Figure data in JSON

#####

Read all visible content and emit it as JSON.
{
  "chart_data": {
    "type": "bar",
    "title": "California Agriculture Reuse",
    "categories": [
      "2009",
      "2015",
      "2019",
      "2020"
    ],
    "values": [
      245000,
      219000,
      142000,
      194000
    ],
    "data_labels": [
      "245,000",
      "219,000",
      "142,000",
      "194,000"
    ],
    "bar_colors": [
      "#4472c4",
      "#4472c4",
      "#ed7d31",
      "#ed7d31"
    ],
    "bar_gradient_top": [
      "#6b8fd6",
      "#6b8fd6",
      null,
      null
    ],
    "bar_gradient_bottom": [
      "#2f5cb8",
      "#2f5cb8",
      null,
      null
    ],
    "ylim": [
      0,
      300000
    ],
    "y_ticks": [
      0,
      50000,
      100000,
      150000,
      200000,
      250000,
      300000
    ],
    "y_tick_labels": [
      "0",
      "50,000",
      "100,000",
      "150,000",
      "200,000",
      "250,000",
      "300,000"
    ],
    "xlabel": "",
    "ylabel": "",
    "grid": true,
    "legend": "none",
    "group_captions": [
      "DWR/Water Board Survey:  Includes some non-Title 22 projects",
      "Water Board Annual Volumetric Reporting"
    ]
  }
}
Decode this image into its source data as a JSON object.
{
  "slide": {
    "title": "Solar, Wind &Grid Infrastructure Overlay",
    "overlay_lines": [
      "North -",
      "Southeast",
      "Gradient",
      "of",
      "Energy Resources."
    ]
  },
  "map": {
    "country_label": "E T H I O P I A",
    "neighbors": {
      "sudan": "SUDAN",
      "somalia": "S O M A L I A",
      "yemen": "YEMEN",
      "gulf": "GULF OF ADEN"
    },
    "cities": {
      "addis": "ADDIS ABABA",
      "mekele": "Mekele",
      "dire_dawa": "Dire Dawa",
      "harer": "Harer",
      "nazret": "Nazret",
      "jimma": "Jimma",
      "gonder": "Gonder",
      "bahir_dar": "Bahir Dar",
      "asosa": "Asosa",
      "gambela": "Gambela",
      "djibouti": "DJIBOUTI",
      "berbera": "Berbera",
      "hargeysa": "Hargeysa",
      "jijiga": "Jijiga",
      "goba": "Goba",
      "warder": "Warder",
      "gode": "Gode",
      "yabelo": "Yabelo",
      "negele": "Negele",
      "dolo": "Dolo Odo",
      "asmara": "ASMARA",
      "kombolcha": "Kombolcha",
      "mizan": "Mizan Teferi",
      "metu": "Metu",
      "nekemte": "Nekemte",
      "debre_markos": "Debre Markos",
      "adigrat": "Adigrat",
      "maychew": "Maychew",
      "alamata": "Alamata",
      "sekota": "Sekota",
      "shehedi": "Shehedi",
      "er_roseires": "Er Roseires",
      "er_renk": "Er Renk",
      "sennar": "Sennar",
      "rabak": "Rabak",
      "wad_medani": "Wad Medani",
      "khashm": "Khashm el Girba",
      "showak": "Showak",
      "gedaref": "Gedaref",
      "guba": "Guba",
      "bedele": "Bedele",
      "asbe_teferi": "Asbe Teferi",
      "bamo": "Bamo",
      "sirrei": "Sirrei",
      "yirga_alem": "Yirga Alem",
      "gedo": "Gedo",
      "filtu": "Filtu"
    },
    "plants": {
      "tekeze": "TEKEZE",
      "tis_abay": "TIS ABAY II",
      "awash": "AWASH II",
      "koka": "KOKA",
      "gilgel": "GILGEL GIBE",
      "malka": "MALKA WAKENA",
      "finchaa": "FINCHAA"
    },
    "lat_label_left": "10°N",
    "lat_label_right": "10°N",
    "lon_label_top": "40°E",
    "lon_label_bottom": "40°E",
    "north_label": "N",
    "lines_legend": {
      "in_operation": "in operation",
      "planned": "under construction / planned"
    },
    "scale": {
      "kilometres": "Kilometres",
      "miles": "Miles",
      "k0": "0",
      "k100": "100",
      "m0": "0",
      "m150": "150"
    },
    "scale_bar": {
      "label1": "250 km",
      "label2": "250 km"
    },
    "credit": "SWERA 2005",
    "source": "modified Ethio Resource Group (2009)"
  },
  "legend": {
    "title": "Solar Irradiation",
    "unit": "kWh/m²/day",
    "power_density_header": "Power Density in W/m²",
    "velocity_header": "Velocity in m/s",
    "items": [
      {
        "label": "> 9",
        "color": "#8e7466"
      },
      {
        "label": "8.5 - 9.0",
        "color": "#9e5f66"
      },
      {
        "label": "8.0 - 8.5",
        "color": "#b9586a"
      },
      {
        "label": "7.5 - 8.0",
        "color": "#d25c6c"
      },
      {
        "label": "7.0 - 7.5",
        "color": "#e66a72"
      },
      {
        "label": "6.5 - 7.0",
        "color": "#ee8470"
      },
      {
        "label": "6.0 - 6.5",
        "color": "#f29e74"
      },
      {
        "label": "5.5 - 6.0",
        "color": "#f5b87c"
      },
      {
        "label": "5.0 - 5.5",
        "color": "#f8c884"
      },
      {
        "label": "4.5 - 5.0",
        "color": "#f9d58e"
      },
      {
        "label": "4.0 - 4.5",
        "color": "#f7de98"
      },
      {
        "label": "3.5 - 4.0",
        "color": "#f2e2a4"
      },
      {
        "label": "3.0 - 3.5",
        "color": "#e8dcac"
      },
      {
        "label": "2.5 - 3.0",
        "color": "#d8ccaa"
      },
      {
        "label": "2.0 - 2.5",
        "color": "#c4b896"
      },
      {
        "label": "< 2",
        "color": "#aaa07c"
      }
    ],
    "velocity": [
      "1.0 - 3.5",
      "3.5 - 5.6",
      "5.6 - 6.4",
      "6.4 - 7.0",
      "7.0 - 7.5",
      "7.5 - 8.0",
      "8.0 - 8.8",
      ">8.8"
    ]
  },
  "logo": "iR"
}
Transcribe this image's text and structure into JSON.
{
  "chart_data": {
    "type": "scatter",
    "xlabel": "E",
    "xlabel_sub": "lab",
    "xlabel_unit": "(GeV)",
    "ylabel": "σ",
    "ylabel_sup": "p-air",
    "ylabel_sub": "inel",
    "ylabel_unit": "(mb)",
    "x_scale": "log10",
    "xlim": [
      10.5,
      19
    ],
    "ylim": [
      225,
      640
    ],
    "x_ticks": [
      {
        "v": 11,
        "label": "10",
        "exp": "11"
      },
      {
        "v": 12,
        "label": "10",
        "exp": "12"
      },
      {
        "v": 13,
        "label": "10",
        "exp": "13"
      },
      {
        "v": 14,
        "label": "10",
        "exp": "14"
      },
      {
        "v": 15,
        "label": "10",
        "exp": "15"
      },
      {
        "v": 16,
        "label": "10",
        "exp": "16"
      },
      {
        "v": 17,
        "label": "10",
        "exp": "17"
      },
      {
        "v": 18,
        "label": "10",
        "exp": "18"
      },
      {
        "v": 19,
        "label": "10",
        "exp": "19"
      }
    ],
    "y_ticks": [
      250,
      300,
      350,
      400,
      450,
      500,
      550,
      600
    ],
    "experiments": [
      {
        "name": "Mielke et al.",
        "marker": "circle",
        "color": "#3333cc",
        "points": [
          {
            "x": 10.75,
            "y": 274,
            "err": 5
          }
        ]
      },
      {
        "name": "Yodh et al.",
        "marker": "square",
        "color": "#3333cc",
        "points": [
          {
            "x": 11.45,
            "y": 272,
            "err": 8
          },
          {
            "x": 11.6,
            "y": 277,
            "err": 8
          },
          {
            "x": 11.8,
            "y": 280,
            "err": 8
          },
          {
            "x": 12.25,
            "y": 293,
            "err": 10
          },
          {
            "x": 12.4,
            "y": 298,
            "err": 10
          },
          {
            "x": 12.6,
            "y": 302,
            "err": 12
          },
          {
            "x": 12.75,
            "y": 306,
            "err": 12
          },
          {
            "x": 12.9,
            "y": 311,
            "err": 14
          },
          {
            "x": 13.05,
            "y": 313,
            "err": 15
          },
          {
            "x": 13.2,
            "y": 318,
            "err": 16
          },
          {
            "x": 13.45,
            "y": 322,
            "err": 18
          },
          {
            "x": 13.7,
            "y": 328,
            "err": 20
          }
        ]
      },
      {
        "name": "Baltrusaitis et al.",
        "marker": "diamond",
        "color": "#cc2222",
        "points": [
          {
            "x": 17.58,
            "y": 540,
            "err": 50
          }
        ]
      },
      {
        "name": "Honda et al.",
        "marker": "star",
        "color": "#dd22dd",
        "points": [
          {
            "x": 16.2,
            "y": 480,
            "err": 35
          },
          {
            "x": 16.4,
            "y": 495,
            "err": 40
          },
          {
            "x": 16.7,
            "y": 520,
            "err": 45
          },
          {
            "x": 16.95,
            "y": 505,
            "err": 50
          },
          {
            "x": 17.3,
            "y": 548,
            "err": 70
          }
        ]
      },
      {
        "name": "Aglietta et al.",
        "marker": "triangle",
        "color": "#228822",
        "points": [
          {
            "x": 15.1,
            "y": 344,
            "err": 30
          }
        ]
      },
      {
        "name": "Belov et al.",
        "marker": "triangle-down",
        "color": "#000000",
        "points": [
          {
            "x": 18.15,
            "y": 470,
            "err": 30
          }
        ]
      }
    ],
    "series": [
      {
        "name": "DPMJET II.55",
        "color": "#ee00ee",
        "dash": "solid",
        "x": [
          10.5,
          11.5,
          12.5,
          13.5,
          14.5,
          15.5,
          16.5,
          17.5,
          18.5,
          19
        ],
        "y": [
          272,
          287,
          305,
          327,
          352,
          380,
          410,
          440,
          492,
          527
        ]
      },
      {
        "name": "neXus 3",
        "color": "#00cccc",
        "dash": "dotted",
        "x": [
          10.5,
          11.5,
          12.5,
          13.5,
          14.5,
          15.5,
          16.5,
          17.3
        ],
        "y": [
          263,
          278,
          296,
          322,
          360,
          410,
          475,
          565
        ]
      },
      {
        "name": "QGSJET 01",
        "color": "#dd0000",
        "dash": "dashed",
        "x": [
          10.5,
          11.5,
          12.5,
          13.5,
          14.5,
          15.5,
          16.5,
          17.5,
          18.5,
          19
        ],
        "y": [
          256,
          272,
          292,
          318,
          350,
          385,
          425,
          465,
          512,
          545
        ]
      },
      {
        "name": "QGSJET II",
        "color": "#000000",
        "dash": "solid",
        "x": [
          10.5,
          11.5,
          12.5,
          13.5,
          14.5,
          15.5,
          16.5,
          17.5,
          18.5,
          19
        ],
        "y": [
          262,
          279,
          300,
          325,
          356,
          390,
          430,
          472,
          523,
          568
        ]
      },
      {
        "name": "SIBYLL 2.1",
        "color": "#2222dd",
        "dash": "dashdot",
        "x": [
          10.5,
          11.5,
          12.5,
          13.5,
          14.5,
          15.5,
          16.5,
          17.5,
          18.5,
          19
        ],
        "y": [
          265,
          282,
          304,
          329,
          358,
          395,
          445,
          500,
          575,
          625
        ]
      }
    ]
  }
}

#####

Find each line holding the string "Solar" and copy it out.

    "title": "Solar, Wind &Grid Infrastructure Overlay",
    "title": "Solar Irradiation",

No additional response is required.